■ **STUDY TEXT**:
+++

Hello,

First of all, thanks for making this possible.

At 11:11 AM -0500 1/17/08, Willie Walker wrote:
>One of the most important things for us to do right now is identify
>where we need to improve.  This may result in positive things such as
>funding opportunities and the like.
>
>Over the coming week, please set aside some time to look at
>http://live.gnome.org/Accessibility/GetInvolved.  It contains a large
>list of stuff to do, but it represents a pretty complete list of things
>people have mentioned over the past few years.
>
>What I'd like you to do is look at the page with these things in mind:
>
>1) If there is something missing from the list, please make a
>suggestion.  I'm looking for concrete ideas.  Things such as "we need to
>do more for people with hearing disabilities" are less likely to get
>addressed than specific tasks such as "develop close captioning software
>for x, y, z."  On the same front, something like "Be more researchy" is
>more of a section where specific research and advanced development
>topics should live.

+++

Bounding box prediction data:
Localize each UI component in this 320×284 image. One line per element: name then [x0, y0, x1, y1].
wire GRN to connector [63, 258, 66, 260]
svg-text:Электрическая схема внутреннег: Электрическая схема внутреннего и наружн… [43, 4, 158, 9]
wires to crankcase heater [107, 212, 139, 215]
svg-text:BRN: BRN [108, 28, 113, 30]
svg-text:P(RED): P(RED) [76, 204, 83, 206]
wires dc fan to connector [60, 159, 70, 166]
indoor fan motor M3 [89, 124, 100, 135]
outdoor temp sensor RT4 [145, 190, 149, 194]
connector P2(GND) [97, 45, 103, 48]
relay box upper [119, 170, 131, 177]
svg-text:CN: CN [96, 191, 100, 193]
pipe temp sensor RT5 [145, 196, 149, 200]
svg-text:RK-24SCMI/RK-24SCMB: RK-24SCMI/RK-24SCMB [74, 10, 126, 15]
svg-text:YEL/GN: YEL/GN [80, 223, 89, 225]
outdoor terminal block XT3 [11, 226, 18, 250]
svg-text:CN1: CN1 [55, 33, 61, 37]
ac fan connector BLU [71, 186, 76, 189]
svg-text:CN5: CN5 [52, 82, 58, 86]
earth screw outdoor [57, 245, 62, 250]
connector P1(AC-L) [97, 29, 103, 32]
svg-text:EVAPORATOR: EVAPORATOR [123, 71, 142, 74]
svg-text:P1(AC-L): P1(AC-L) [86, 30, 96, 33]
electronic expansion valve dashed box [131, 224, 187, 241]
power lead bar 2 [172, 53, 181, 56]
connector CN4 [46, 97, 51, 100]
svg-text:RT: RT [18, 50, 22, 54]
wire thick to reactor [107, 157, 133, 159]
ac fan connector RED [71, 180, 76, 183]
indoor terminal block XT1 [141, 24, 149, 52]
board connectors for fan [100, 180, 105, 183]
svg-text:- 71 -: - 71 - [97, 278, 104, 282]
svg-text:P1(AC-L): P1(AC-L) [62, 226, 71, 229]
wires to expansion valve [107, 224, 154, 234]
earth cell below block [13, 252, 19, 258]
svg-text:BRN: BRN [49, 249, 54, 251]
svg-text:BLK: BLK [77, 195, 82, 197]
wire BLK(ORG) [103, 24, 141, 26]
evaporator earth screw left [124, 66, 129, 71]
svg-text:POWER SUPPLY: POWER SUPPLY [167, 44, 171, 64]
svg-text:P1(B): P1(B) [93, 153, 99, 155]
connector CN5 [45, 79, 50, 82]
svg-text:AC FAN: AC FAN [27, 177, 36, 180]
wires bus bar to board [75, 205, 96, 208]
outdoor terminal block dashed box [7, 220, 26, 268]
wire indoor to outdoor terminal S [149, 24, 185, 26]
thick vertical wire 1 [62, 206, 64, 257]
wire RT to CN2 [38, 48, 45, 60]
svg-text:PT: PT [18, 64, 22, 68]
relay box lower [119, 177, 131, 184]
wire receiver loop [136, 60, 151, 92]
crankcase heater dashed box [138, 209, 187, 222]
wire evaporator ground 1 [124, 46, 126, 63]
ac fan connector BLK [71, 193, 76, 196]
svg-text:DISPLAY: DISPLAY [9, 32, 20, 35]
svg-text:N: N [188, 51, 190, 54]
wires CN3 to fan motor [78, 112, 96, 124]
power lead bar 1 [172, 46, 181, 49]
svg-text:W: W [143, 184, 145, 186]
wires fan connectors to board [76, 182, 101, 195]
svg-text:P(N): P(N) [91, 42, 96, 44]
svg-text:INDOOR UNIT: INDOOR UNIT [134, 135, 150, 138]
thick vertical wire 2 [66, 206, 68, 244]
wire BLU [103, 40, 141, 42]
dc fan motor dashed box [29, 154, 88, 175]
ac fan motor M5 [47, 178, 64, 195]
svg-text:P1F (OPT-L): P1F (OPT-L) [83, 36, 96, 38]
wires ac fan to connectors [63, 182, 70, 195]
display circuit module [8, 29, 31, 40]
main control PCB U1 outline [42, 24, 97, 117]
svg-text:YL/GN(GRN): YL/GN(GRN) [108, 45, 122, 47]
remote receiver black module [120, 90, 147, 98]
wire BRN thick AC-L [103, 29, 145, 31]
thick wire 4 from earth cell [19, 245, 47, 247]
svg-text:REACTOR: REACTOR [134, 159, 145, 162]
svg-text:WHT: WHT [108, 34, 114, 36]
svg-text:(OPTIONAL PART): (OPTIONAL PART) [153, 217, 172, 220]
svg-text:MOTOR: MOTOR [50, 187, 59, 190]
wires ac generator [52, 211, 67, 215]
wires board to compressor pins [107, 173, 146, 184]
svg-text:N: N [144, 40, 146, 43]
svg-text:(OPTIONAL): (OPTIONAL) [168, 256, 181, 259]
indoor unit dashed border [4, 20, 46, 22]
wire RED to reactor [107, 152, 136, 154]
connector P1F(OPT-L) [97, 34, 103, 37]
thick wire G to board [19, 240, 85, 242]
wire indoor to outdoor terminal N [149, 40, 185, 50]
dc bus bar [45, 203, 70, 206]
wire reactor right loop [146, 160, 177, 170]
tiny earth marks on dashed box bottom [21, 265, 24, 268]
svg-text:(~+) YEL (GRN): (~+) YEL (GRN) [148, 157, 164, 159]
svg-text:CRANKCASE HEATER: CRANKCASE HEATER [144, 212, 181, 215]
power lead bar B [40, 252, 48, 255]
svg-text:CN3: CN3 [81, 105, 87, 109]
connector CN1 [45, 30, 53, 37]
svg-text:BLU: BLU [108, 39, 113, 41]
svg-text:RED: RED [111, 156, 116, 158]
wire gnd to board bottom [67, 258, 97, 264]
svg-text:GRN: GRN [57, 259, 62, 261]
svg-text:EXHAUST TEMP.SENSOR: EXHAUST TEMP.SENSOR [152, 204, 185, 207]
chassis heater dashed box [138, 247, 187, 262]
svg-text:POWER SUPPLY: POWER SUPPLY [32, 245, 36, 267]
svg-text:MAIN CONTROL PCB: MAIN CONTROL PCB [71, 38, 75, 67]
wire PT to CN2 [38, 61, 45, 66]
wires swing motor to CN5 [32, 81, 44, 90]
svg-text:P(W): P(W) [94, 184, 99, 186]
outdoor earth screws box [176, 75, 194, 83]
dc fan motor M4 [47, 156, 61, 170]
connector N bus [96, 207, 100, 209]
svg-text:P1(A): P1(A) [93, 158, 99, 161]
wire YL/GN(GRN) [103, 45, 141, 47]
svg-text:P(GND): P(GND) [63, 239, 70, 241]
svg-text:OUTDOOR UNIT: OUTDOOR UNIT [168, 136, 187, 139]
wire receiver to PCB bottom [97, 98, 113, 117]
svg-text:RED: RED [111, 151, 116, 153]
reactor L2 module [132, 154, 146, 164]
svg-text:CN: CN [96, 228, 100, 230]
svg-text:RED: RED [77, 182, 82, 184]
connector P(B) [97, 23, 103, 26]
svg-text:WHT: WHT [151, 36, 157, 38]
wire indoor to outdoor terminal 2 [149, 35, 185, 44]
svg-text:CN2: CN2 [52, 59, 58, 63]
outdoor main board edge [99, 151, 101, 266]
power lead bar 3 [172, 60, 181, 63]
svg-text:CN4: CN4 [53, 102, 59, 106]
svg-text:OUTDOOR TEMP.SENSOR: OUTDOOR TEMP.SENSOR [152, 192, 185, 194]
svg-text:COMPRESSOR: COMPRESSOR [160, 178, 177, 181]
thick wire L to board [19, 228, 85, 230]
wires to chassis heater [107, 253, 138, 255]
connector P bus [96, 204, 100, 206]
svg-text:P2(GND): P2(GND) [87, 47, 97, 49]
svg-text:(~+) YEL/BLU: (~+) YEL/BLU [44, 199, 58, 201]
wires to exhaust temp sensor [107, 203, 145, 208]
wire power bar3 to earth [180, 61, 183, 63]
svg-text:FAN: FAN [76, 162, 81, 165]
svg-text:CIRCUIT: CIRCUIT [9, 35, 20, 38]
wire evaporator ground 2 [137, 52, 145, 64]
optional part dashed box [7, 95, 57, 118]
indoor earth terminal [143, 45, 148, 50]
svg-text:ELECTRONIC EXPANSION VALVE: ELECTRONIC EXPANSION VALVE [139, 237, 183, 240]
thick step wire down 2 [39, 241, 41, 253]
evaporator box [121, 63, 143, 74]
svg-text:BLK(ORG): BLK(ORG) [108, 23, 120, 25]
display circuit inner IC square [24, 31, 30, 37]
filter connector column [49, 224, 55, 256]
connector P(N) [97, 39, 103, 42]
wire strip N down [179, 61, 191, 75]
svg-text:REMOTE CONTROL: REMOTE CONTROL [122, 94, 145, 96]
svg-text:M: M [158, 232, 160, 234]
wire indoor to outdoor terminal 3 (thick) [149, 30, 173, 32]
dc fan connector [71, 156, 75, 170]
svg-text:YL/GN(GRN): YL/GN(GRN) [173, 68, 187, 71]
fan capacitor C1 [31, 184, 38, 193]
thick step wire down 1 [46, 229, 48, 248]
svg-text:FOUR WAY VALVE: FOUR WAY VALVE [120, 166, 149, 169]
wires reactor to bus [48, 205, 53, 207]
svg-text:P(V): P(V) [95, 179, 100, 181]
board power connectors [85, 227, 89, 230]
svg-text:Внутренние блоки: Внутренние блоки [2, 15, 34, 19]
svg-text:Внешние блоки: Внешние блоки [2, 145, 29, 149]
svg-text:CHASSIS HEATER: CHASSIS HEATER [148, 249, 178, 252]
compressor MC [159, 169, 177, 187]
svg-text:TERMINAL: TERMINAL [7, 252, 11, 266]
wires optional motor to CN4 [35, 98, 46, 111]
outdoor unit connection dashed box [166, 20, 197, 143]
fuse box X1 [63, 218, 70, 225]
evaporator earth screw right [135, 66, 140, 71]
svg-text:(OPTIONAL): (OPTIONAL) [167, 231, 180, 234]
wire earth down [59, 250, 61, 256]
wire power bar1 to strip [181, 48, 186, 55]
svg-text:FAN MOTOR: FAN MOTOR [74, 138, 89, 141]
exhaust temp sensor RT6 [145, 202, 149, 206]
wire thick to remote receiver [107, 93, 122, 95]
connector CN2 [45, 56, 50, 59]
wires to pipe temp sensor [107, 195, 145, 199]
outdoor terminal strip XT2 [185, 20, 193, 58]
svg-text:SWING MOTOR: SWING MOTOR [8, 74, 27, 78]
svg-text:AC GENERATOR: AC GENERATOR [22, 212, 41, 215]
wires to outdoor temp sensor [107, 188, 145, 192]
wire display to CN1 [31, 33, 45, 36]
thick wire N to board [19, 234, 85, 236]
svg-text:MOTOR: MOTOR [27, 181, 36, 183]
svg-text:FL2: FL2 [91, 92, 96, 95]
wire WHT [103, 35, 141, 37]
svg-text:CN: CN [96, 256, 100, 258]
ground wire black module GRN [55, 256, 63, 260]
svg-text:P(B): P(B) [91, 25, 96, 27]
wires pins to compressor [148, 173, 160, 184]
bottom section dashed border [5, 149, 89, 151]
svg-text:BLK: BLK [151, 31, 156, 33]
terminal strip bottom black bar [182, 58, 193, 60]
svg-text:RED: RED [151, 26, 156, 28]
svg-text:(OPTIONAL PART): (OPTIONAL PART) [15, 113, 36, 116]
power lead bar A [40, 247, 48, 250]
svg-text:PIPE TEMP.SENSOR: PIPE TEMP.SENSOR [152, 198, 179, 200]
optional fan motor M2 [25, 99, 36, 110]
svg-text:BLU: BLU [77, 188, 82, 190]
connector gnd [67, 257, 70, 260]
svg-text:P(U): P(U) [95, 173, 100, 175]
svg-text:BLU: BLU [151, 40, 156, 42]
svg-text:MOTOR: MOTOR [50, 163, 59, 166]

+++

■ **EXERCISE A**: Repeat the passage of the accessibility email from "First of all, thanks" up to and including "and the like.".
■ **EXERCISE B**: List every phrase that the accessibility email places inside quotation marks.
■ **EXERCISE C**: In the accessibility email, which web page are readers asked to look at over the coming week?

■ **RESPONSE A**:
First of all, thanks for making this possible.

At 11:11 AM -0500 1/17/08, Willie Walker wrote:
>One of the most important things for us to do right now is identify
>where we need to improve.  This may result in positive things such as
>funding opportunities and the like.

■ **RESPONSE B**:
- "we need to do more for people with hearing disabilities"
- "develop close captioning software for x, y, z."
- "Be more researchy"

■ **RESPONSE C**: http://live.gnome.org/Accessibility/GetInvolved